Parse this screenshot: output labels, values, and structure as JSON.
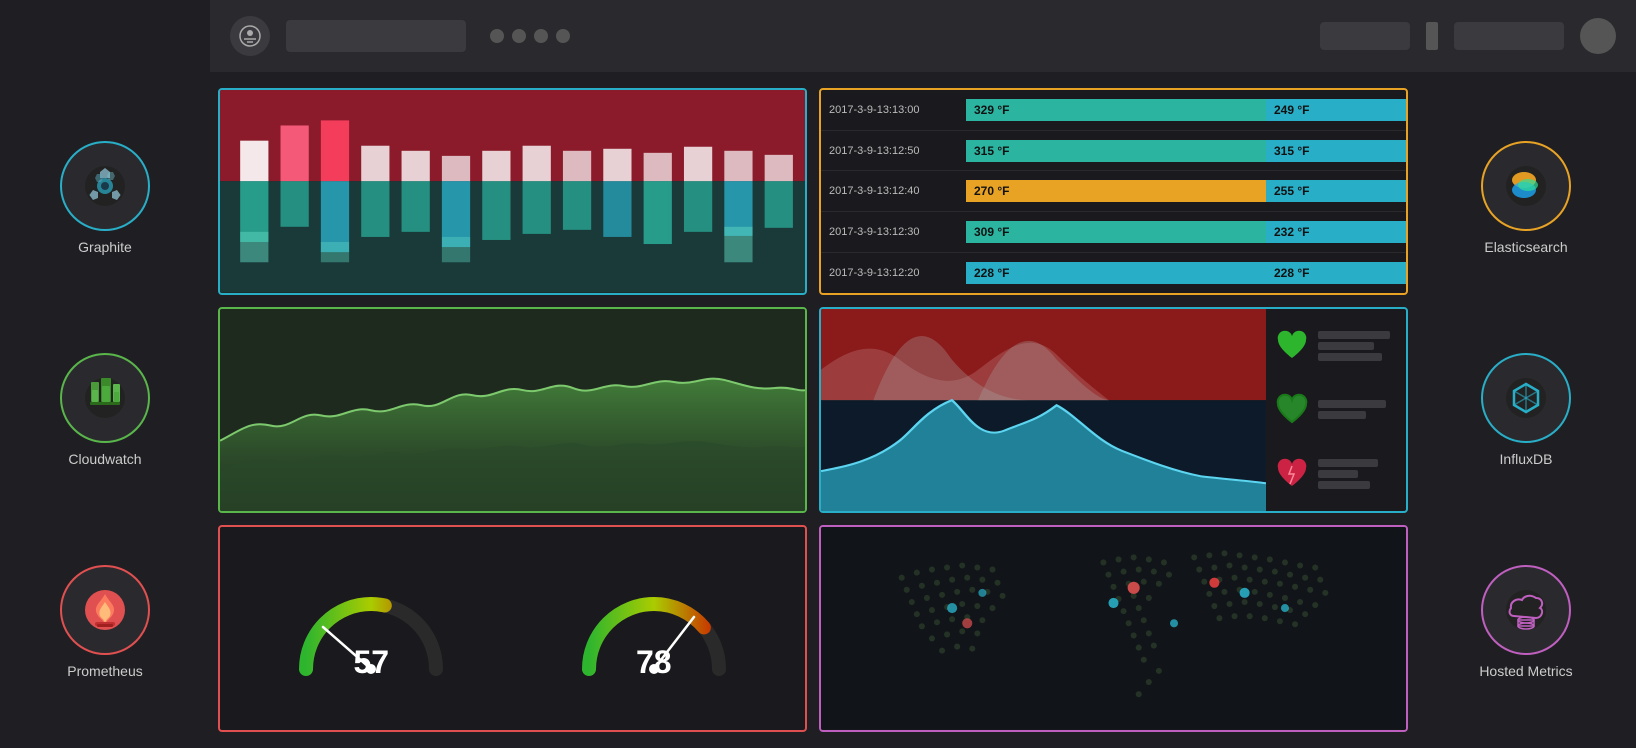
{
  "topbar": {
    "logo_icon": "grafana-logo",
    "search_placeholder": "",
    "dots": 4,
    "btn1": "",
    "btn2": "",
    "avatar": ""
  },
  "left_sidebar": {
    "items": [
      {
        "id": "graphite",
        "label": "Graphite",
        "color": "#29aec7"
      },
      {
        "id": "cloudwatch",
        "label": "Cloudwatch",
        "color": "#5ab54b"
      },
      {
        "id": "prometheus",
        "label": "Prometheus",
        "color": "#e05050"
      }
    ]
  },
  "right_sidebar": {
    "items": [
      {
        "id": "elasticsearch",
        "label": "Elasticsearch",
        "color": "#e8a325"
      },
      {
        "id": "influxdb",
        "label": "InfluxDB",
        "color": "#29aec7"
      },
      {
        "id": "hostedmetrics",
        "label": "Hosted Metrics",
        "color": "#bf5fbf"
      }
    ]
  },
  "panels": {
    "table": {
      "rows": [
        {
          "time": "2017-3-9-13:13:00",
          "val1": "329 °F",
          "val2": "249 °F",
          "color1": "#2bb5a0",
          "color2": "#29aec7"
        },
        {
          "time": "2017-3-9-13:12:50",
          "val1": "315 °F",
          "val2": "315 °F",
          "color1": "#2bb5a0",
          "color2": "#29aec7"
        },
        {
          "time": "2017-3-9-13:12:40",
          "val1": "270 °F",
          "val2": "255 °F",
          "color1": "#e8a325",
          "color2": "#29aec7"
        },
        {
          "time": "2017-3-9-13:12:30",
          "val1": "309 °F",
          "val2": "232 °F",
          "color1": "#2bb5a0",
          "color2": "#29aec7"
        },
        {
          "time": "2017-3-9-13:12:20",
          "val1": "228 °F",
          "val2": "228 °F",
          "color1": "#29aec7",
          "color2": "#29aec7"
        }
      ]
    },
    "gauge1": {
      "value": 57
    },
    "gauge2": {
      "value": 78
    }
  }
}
■ ■ ■ ■ ■
### Task objective
Repeat the listing in full and exactly. Leave any pictures out.

### Response
Parse this screenshot: output labels, values, and structure as JSON.
{
  "topbar": {
    "logo_icon": "grafana-logo",
    "search_placeholder": "",
    "dots": 4,
    "btn1": "",
    "btn2": "",
    "avatar": ""
  },
  "left_sidebar": {
    "items": [
      {
        "id": "graphite",
        "label": "Graphite",
        "color": "#29aec7"
      },
      {
        "id": "cloudwatch",
        "label": "Cloudwatch",
        "color": "#5ab54b"
      },
      {
        "id": "prometheus",
        "label": "Prometheus",
        "color": "#e05050"
      }
    ]
  },
  "right_sidebar": {
    "items": [
      {
        "id": "elasticsearch",
        "label": "Elasticsearch",
        "color": "#e8a325"
      },
      {
        "id": "influxdb",
        "label": "InfluxDB",
        "color": "#29aec7"
      },
      {
        "id": "hostedmetrics",
        "label": "Hosted Metrics",
        "color": "#bf5fbf"
      }
    ]
  },
  "panels": {
    "table": {
      "rows": [
        {
          "time": "2017-3-9-13:13:00",
          "val1": "329 °F",
          "val2": "249 °F",
          "color1": "#2bb5a0",
          "color2": "#29aec7"
        },
        {
          "time": "2017-3-9-13:12:50",
          "val1": "315 °F",
          "val2": "315 °F",
          "color1": "#2bb5a0",
          "color2": "#29aec7"
        },
        {
          "time": "2017-3-9-13:12:40",
          "val1": "270 °F",
          "val2": "255 °F",
          "color1": "#e8a325",
          "color2": "#29aec7"
        },
        {
          "time": "2017-3-9-13:12:30",
          "val1": "309 °F",
          "val2": "232 °F",
          "color1": "#2bb5a0",
          "color2": "#29aec7"
        },
        {
          "time": "2017-3-9-13:12:20",
          "val1": "228 °F",
          "val2": "228 °F",
          "color1": "#29aec7",
          "color2": "#29aec7"
        }
      ]
    },
    "gauge1": {
      "value": 57
    },
    "gauge2": {
      "value": 78
    }
  }
}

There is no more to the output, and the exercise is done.